- _Your objective_:
Output the material exactly, but drop every image it holds.

- _Records supplied_:
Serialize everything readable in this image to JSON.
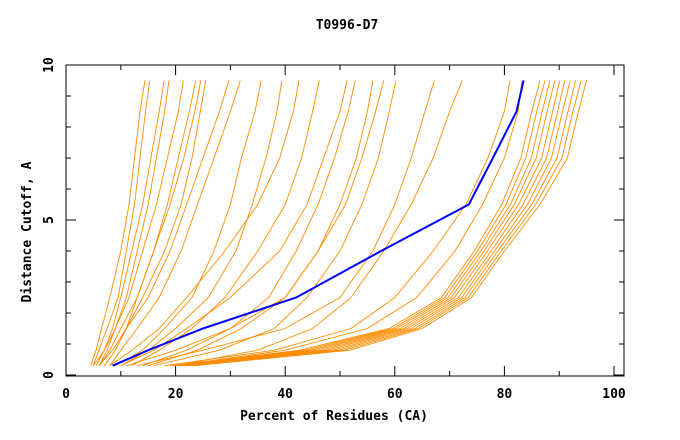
{
  "chart_data": {
    "type": "line",
    "title": "T0996-D7",
    "xlabel": "Percent of Residues (CA)",
    "ylabel": "Distance Cutoff, A",
    "xlim": [
      0,
      102
    ],
    "ylim": [
      0,
      10
    ],
    "x_ticks": [
      "0",
      "20",
      "40",
      "60",
      "80",
      "100"
    ],
    "y_ticks": [
      "0",
      "5",
      "10"
    ],
    "grid": false,
    "legend": "none",
    "colors": {
      "highlight": "#0000ff",
      "others": "#ff8c00"
    },
    "cutoffs": [
      0.3,
      0.8,
      1.5,
      2.5,
      4,
      5.5,
      7,
      8.5,
      9.5
    ],
    "highlight_series": [
      8.5,
      15,
      25,
      42,
      57.5,
      73.5,
      77.9,
      82.2,
      83.5
    ],
    "series": [
      [
        4.5,
        5.5,
        6.5,
        8,
        10,
        11.5,
        12.5,
        13.5,
        14.4
      ],
      [
        5,
        6,
        7.5,
        9.5,
        11,
        12.5,
        13.5,
        14.5,
        15.3
      ],
      [
        5,
        7,
        8.5,
        10,
        12,
        14,
        15.5,
        17,
        17.9
      ],
      [
        6,
        7.5,
        9,
        11,
        13,
        15,
        16.5,
        18,
        18.8
      ],
      [
        5.5,
        7,
        9,
        11.5,
        14,
        16.5,
        18.5,
        20.5,
        21.4
      ],
      [
        7,
        9,
        11,
        13,
        16,
        18.5,
        20.5,
        22.5,
        23.7
      ],
      [
        6,
        8,
        10,
        13,
        16,
        19,
        21.5,
        23.5,
        24.6
      ],
      [
        7,
        9,
        11,
        14,
        18,
        21,
        23,
        24.5,
        25.5
      ],
      [
        6,
        8.5,
        11,
        15,
        19,
        22,
        25,
        28,
        29.7
      ],
      [
        8,
        10,
        13,
        17,
        21,
        24,
        27,
        30,
        31.8
      ],
      [
        9,
        14,
        18,
        23,
        27,
        30,
        32,
        34.5,
        35.6
      ],
      [
        10,
        15,
        20,
        26,
        31,
        34,
        36.5,
        38.5,
        39.4
      ],
      [
        8,
        12,
        17,
        22,
        29,
        35,
        39,
        41.5,
        42.5
      ],
      [
        12,
        17,
        23,
        29,
        35,
        40,
        43,
        45,
        46.2
      ],
      [
        10,
        16,
        22,
        30,
        39,
        44,
        47,
        50,
        51.3
      ],
      [
        14,
        22,
        30,
        37,
        42,
        46,
        49,
        51.5,
        52.8
      ],
      [
        15,
        24,
        32,
        40,
        46,
        50,
        53,
        55,
        56
      ],
      [
        11,
        20,
        30,
        40,
        46,
        51,
        54,
        56.5,
        58
      ],
      [
        16,
        28,
        38,
        44,
        50,
        54,
        57,
        59,
        60.2
      ],
      [
        13,
        25,
        40,
        50,
        56,
        60,
        63,
        65.5,
        67.2
      ],
      [
        20,
        35,
        45,
        52,
        58,
        63,
        67,
        70,
        72.3
      ],
      [
        18,
        38,
        52,
        60,
        67,
        73,
        77,
        80,
        81
      ],
      [
        20,
        40,
        55,
        64,
        71,
        76,
        80,
        82.5,
        83.2
      ],
      [
        19,
        42.7,
        59,
        68.5,
        74.5,
        79.5,
        83,
        85,
        86.5
      ],
      [
        19.5,
        43.7,
        59.7,
        69.1,
        75.1,
        80.3,
        83.9,
        85.9,
        87.4
      ],
      [
        20,
        44.7,
        60.3,
        69.7,
        75.7,
        81.1,
        84.9,
        86.9,
        88.3
      ],
      [
        20.5,
        45.7,
        61,
        70.3,
        76.3,
        81.8,
        85.8,
        87.8,
        89.2
      ],
      [
        21,
        46.7,
        61.7,
        70.9,
        76.9,
        82.6,
        86.8,
        88.8,
        90.1
      ],
      [
        21.5,
        47.7,
        62.3,
        71.6,
        77.6,
        83.4,
        87.7,
        89.7,
        91
      ],
      [
        22,
        48.8,
        63,
        72.2,
        78.2,
        84.2,
        88.6,
        90.6,
        92
      ],
      [
        22.5,
        49.8,
        63.7,
        72.8,
        78.8,
        85,
        89.6,
        91.6,
        93
      ],
      [
        23,
        50.8,
        64.3,
        73.4,
        79.4,
        85.7,
        90.5,
        92.5,
        94
      ],
      [
        23.5,
        51.8,
        65,
        74,
        80,
        86.5,
        91.5,
        93.5,
        95
      ]
    ]
  }
}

- _Task response_:
Serialize everything readable in this image to JSON.
{
  "chart_data": {
    "type": "line",
    "title": "T0996-D7",
    "xlabel": "Percent of Residues (CA)",
    "ylabel": "Distance Cutoff, A",
    "xlim": [
      0,
      102
    ],
    "ylim": [
      0,
      10
    ],
    "x_ticks": [
      "0",
      "20",
      "40",
      "60",
      "80",
      "100"
    ],
    "y_ticks": [
      "0",
      "5",
      "10"
    ],
    "grid": false,
    "legend": "none",
    "colors": {
      "highlight": "#0000ff",
      "others": "#ff8c00"
    },
    "cutoffs": [
      0.3,
      0.8,
      1.5,
      2.5,
      4,
      5.5,
      7,
      8.5,
      9.5
    ],
    "highlight_series": [
      8.5,
      15,
      25,
      42,
      57.5,
      73.5,
      77.9,
      82.2,
      83.5
    ],
    "series": [
      [
        4.5,
        5.5,
        6.5,
        8,
        10,
        11.5,
        12.5,
        13.5,
        14.4
      ],
      [
        5,
        6,
        7.5,
        9.5,
        11,
        12.5,
        13.5,
        14.5,
        15.3
      ],
      [
        5,
        7,
        8.5,
        10,
        12,
        14,
        15.5,
        17,
        17.9
      ],
      [
        6,
        7.5,
        9,
        11,
        13,
        15,
        16.5,
        18,
        18.8
      ],
      [
        5.5,
        7,
        9,
        11.5,
        14,
        16.5,
        18.5,
        20.5,
        21.4
      ],
      [
        7,
        9,
        11,
        13,
        16,
        18.5,
        20.5,
        22.5,
        23.7
      ],
      [
        6,
        8,
        10,
        13,
        16,
        19,
        21.5,
        23.5,
        24.6
      ],
      [
        7,
        9,
        11,
        14,
        18,
        21,
        23,
        24.5,
        25.5
      ],
      [
        6,
        8.5,
        11,
        15,
        19,
        22,
        25,
        28,
        29.7
      ],
      [
        8,
        10,
        13,
        17,
        21,
        24,
        27,
        30,
        31.8
      ],
      [
        9,
        14,
        18,
        23,
        27,
        30,
        32,
        34.5,
        35.6
      ],
      [
        10,
        15,
        20,
        26,
        31,
        34,
        36.5,
        38.5,
        39.4
      ],
      [
        8,
        12,
        17,
        22,
        29,
        35,
        39,
        41.5,
        42.5
      ],
      [
        12,
        17,
        23,
        29,
        35,
        40,
        43,
        45,
        46.2
      ],
      [
        10,
        16,
        22,
        30,
        39,
        44,
        47,
        50,
        51.3
      ],
      [
        14,
        22,
        30,
        37,
        42,
        46,
        49,
        51.5,
        52.8
      ],
      [
        15,
        24,
        32,
        40,
        46,
        50,
        53,
        55,
        56
      ],
      [
        11,
        20,
        30,
        40,
        46,
        51,
        54,
        56.5,
        58
      ],
      [
        16,
        28,
        38,
        44,
        50,
        54,
        57,
        59,
        60.2
      ],
      [
        13,
        25,
        40,
        50,
        56,
        60,
        63,
        65.5,
        67.2
      ],
      [
        20,
        35,
        45,
        52,
        58,
        63,
        67,
        70,
        72.3
      ],
      [
        18,
        38,
        52,
        60,
        67,
        73,
        77,
        80,
        81
      ],
      [
        20,
        40,
        55,
        64,
        71,
        76,
        80,
        82.5,
        83.2
      ],
      [
        19,
        42.7,
        59,
        68.5,
        74.5,
        79.5,
        83,
        85,
        86.5
      ],
      [
        19.5,
        43.7,
        59.7,
        69.1,
        75.1,
        80.3,
        83.9,
        85.9,
        87.4
      ],
      [
        20,
        44.7,
        60.3,
        69.7,
        75.7,
        81.1,
        84.9,
        86.9,
        88.3
      ],
      [
        20.5,
        45.7,
        61,
        70.3,
        76.3,
        81.8,
        85.8,
        87.8,
        89.2
      ],
      [
        21,
        46.7,
        61.7,
        70.9,
        76.9,
        82.6,
        86.8,
        88.8,
        90.1
      ],
      [
        21.5,
        47.7,
        62.3,
        71.6,
        77.6,
        83.4,
        87.7,
        89.7,
        91
      ],
      [
        22,
        48.8,
        63,
        72.2,
        78.2,
        84.2,
        88.6,
        90.6,
        92
      ],
      [
        22.5,
        49.8,
        63.7,
        72.8,
        78.8,
        85,
        89.6,
        91.6,
        93
      ],
      [
        23,
        50.8,
        64.3,
        73.4,
        79.4,
        85.7,
        90.5,
        92.5,
        94
      ],
      [
        23.5,
        51.8,
        65,
        74,
        80,
        86.5,
        91.5,
        93.5,
        95
      ]
    ]
  }
}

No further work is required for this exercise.